(Extracted data entries)
----------

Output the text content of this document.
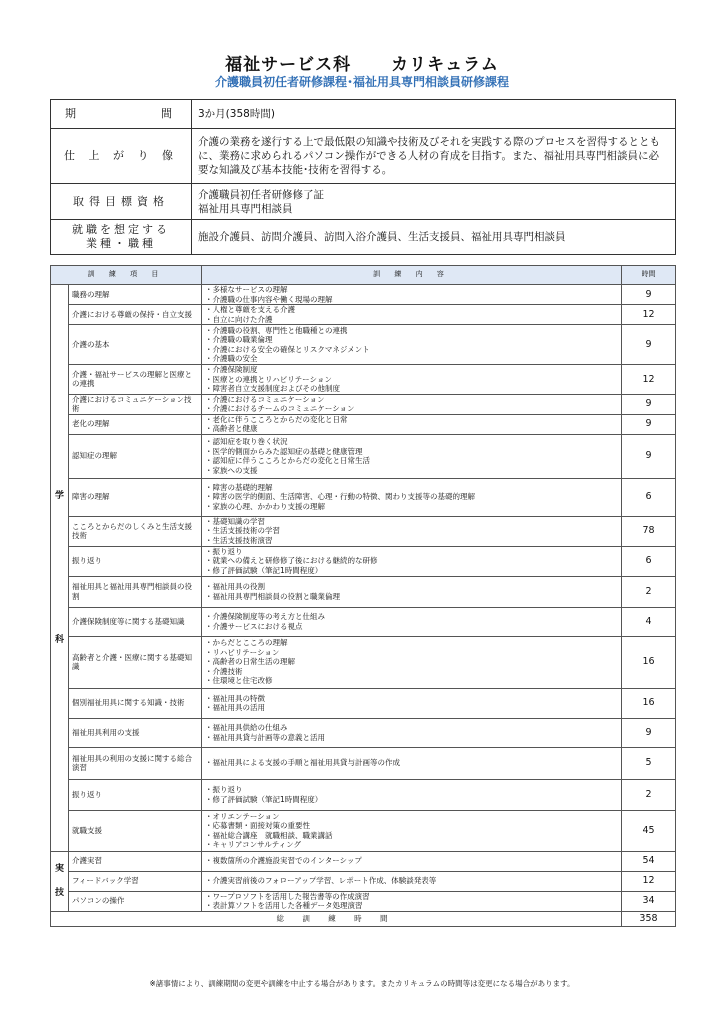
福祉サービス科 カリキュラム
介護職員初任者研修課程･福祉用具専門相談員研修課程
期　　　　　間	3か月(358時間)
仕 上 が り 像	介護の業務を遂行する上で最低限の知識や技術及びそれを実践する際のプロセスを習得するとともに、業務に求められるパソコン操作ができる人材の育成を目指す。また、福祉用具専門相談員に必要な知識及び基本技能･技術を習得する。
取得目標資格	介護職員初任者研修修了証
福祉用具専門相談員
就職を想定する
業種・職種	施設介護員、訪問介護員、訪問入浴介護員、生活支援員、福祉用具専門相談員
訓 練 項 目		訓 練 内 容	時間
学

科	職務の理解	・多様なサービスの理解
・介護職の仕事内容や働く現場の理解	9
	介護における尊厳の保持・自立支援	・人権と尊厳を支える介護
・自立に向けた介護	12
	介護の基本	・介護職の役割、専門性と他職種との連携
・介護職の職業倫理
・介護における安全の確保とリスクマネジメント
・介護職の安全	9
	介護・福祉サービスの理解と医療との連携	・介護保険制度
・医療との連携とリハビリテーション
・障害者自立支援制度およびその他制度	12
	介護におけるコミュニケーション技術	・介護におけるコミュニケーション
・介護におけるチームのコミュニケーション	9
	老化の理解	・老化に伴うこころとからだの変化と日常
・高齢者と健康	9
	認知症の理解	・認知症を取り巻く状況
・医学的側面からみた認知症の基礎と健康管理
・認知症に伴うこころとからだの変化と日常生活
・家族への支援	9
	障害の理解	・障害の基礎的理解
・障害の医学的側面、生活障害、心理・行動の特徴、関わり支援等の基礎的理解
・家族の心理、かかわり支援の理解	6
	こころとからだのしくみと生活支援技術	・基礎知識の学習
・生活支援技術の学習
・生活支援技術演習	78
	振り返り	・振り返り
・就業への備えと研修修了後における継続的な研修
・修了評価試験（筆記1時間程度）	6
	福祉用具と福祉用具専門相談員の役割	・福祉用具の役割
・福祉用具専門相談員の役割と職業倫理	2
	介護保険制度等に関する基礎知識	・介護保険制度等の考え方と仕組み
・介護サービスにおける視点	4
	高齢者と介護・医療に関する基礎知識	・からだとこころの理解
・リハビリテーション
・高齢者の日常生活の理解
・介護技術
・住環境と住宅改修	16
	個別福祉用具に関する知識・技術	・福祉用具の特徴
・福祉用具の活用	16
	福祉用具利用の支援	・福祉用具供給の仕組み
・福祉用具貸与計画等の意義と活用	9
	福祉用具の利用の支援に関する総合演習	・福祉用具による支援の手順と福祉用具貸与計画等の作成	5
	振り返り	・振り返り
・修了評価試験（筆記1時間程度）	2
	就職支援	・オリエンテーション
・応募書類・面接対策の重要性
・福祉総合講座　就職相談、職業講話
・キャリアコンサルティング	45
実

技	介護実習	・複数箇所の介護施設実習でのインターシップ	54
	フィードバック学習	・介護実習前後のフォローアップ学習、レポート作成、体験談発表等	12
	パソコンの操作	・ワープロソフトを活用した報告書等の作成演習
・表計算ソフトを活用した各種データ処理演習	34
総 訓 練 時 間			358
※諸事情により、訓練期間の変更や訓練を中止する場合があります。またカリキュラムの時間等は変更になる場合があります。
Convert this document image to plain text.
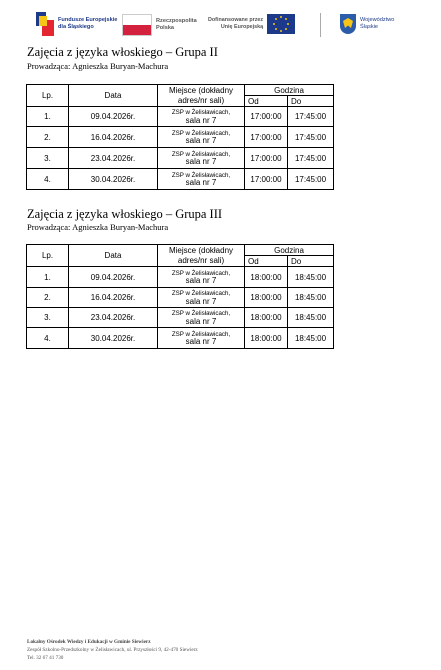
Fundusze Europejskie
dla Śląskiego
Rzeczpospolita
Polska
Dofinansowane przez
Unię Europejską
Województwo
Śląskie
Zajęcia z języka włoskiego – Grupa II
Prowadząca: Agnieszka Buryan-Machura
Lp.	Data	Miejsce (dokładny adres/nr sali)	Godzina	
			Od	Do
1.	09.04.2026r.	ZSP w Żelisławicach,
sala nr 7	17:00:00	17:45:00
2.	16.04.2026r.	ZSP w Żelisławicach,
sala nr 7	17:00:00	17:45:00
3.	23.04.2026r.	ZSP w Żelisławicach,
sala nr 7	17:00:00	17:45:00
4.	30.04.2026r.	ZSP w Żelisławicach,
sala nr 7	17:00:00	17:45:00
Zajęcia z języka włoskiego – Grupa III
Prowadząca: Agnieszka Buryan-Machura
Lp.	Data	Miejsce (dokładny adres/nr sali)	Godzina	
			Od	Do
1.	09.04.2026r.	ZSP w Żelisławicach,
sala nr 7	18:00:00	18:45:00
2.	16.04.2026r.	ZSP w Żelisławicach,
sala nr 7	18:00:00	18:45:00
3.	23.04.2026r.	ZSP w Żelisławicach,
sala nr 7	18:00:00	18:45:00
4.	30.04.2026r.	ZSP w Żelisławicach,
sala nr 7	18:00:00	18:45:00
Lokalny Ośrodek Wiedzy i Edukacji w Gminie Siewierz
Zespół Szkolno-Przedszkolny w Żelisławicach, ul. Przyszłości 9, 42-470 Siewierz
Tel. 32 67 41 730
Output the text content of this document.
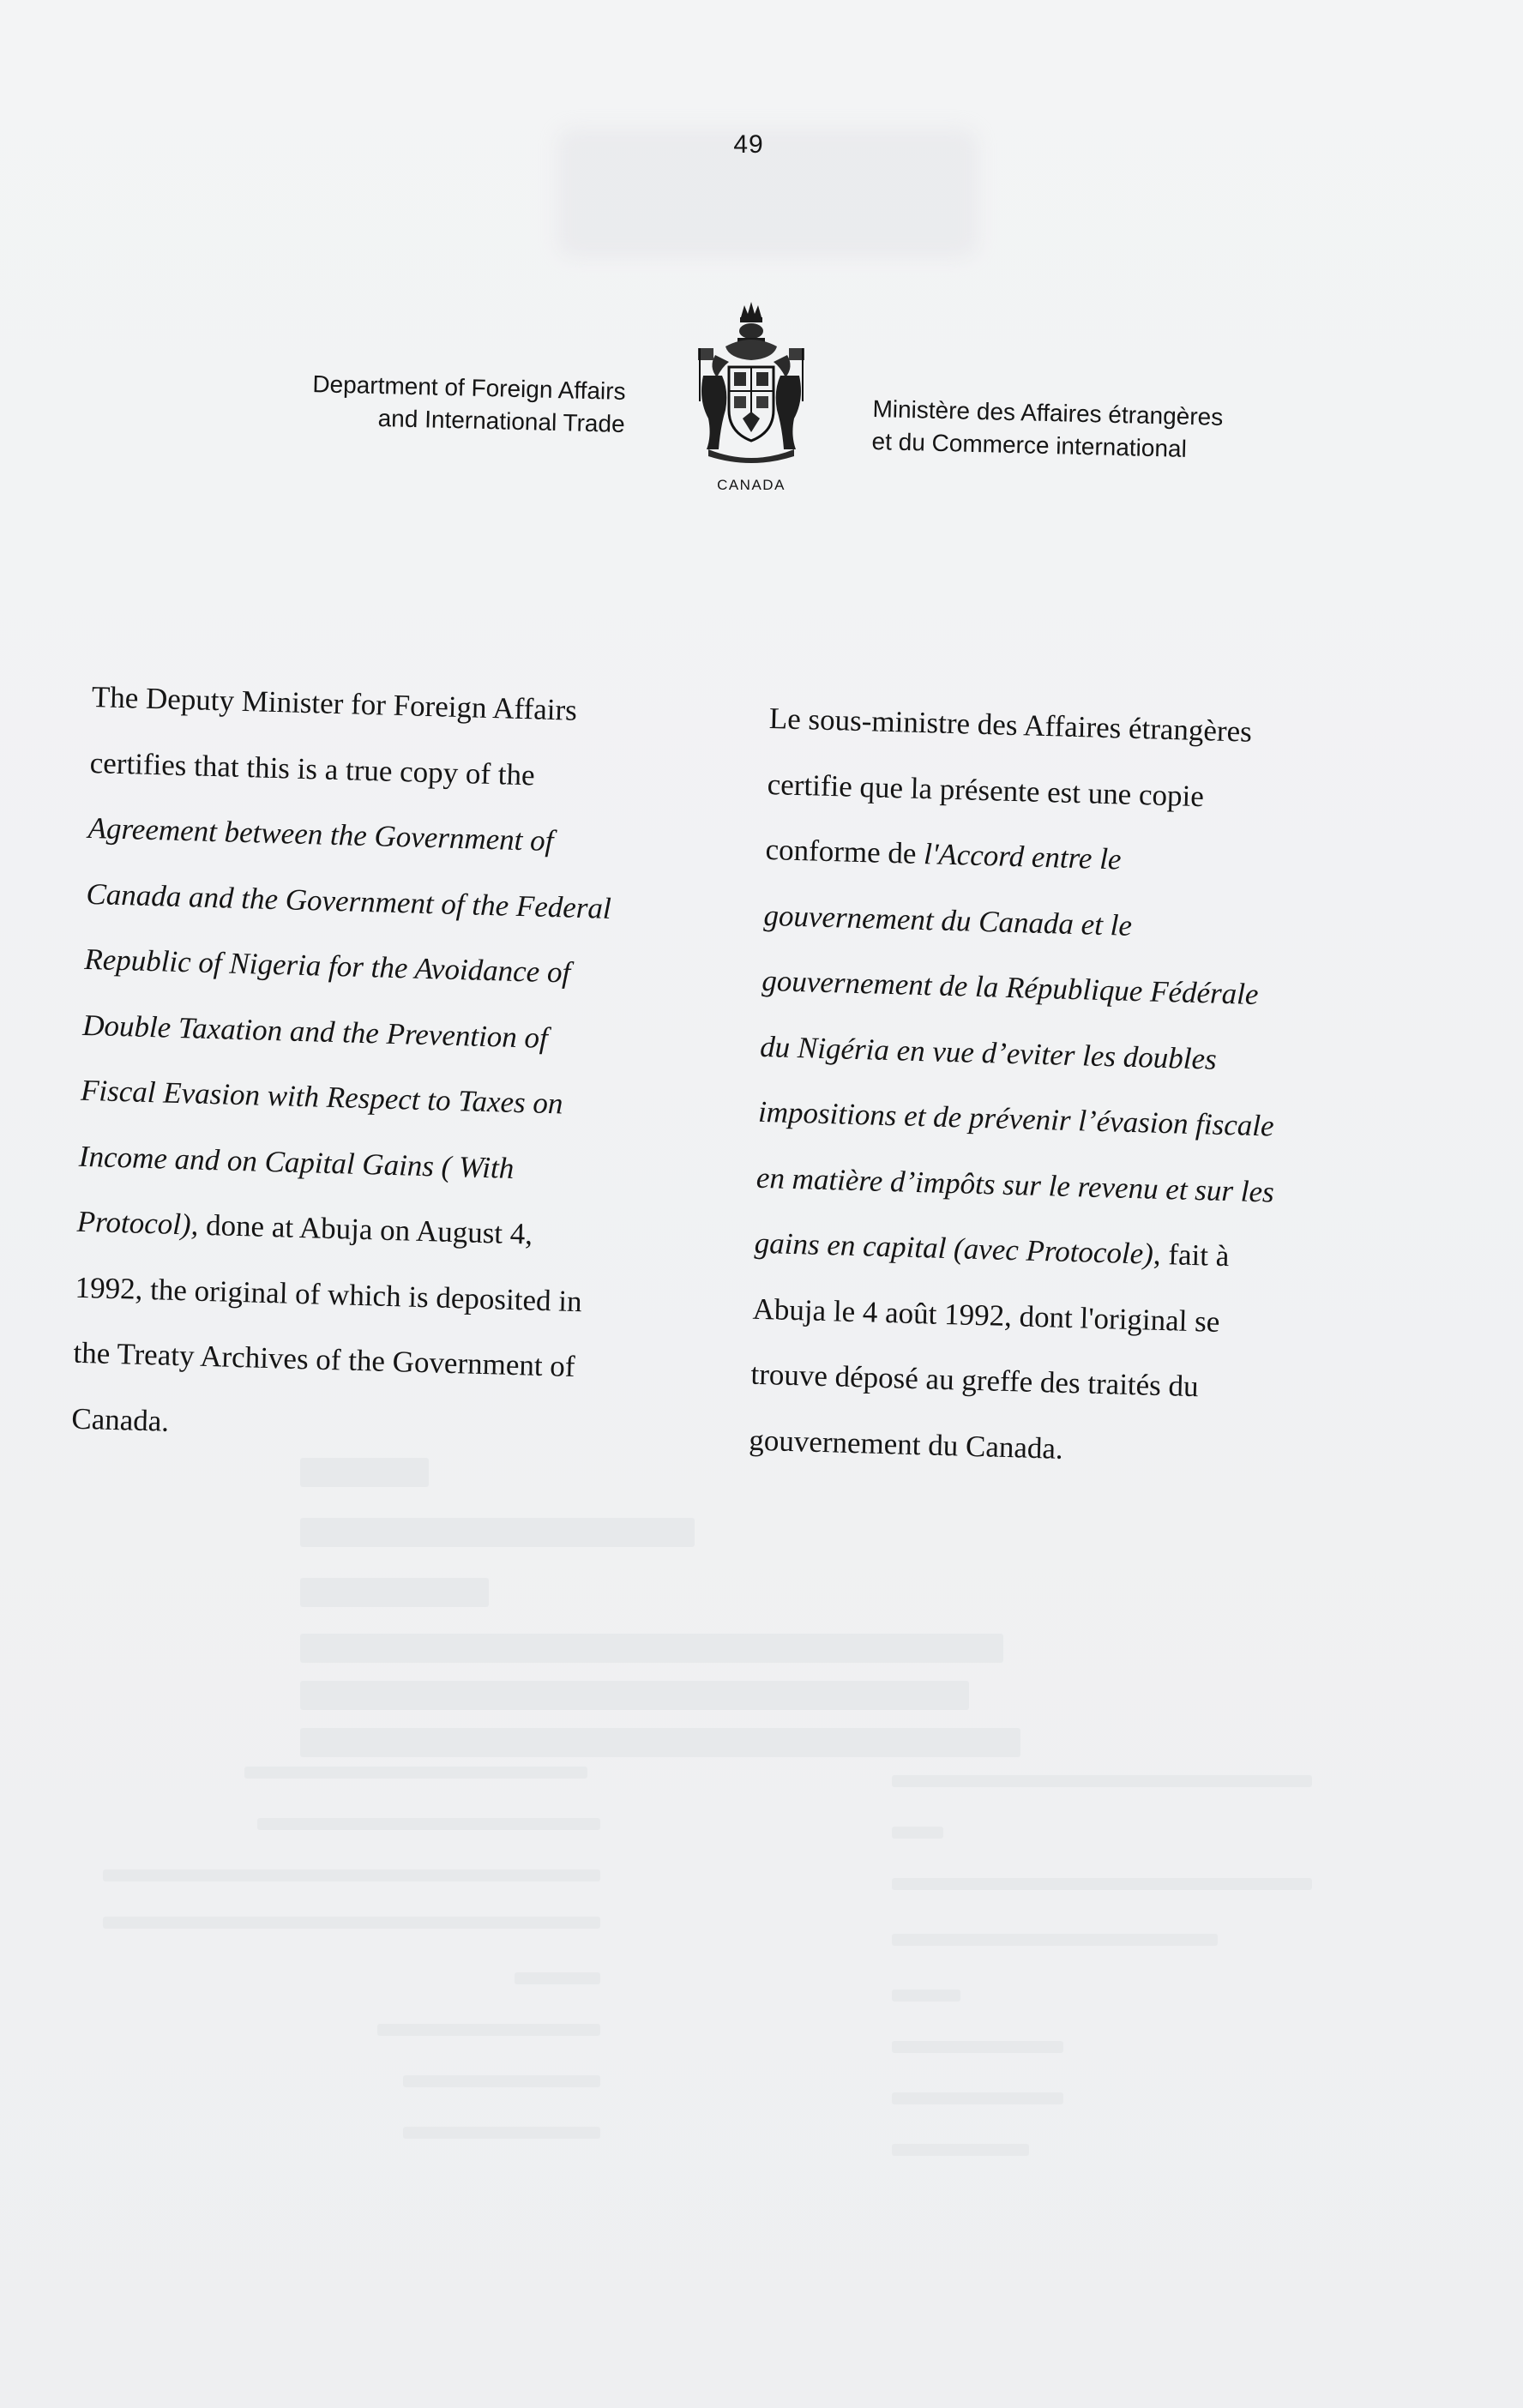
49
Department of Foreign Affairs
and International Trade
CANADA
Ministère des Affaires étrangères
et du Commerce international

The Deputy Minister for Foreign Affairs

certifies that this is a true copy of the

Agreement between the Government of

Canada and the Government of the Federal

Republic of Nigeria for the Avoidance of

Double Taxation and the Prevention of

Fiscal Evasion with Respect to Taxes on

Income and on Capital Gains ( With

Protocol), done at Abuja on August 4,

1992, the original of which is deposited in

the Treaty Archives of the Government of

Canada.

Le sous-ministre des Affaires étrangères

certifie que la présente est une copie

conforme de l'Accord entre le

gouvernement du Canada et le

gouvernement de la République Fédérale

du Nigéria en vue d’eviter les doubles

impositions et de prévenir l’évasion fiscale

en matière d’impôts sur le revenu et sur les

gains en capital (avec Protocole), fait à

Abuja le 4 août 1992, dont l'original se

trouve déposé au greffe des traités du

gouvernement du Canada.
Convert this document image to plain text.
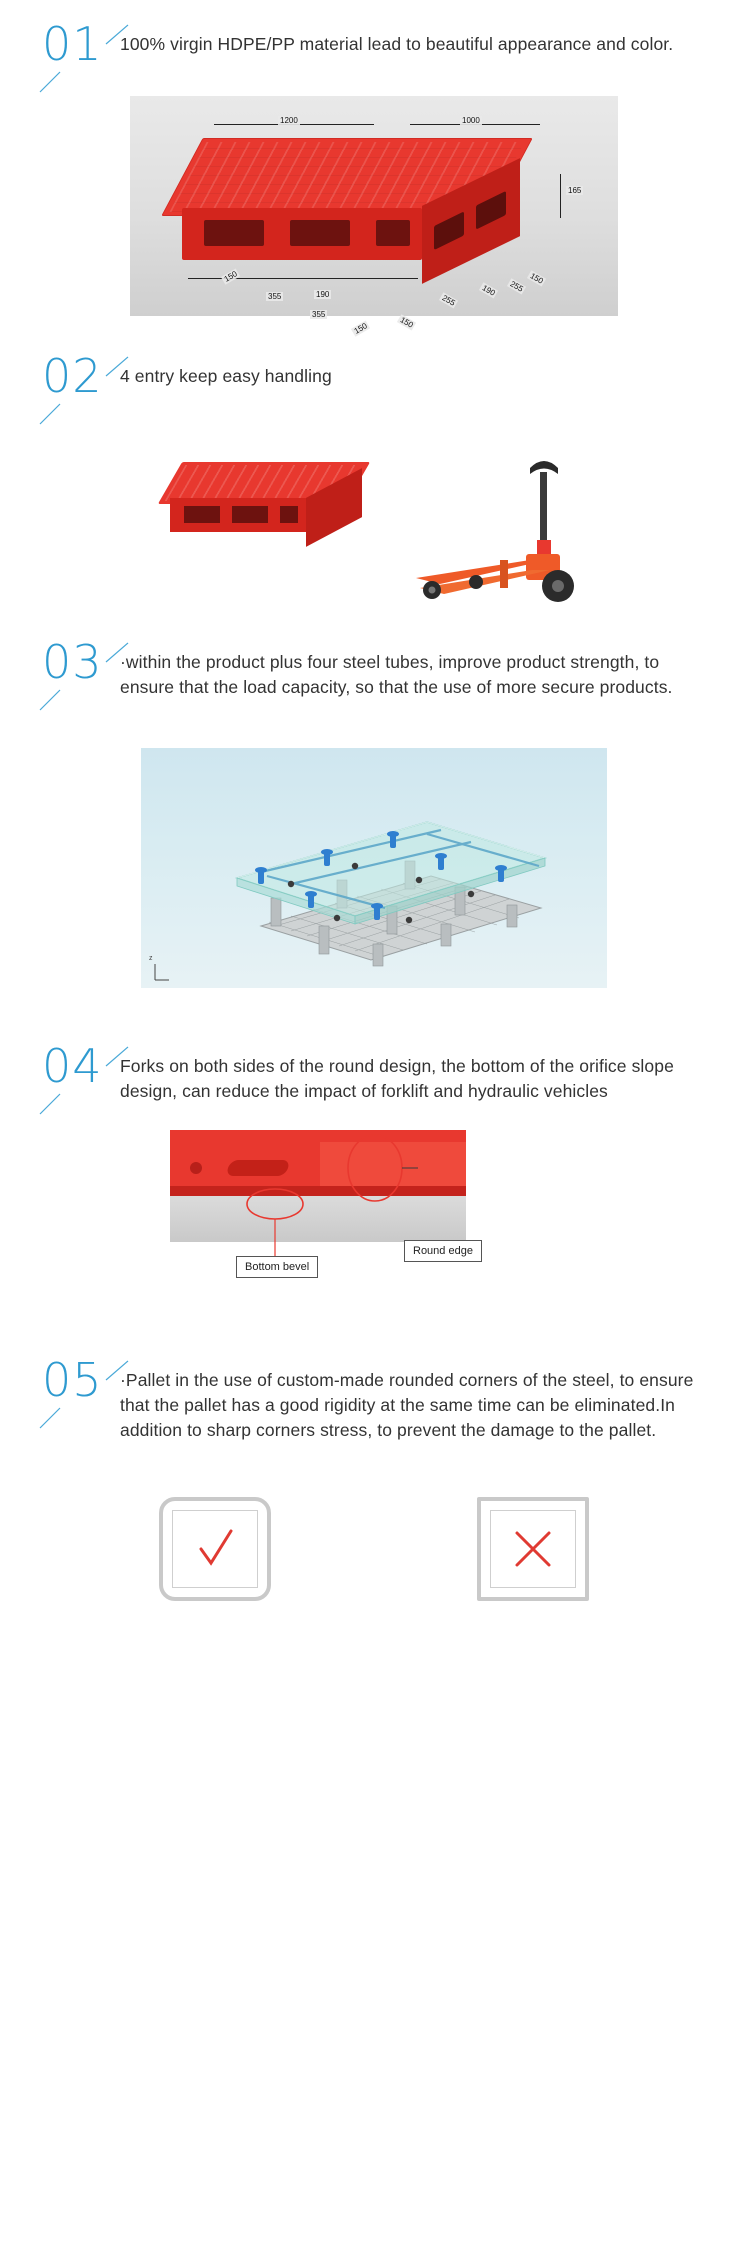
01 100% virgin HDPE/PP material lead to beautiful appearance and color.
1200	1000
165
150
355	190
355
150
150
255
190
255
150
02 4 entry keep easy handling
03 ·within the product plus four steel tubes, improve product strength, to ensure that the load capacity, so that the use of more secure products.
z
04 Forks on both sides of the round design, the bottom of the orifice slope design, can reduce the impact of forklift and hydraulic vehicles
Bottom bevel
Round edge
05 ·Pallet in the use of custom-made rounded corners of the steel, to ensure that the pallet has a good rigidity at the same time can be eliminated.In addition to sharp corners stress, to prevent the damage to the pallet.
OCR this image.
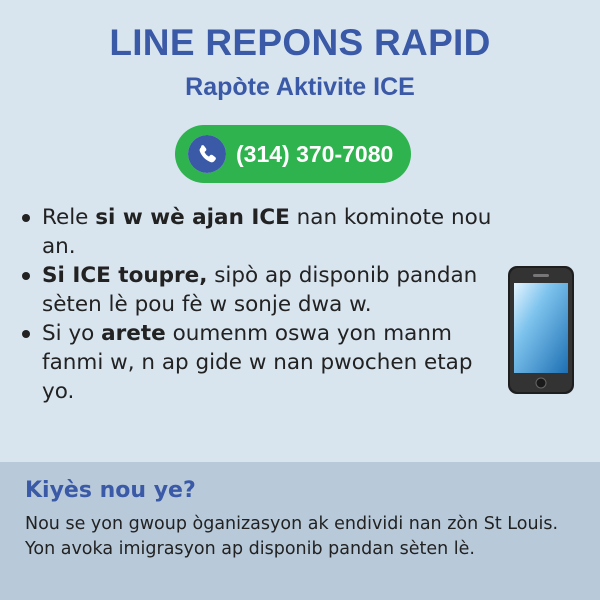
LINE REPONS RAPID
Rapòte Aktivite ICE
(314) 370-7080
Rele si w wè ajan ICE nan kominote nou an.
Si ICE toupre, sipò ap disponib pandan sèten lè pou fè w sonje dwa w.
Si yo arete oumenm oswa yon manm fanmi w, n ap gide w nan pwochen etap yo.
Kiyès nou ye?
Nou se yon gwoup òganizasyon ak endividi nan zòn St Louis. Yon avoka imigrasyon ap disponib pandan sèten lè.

----------

Looking at the listing above, count the lines that contain "Affairs" and give nothing but the number.

2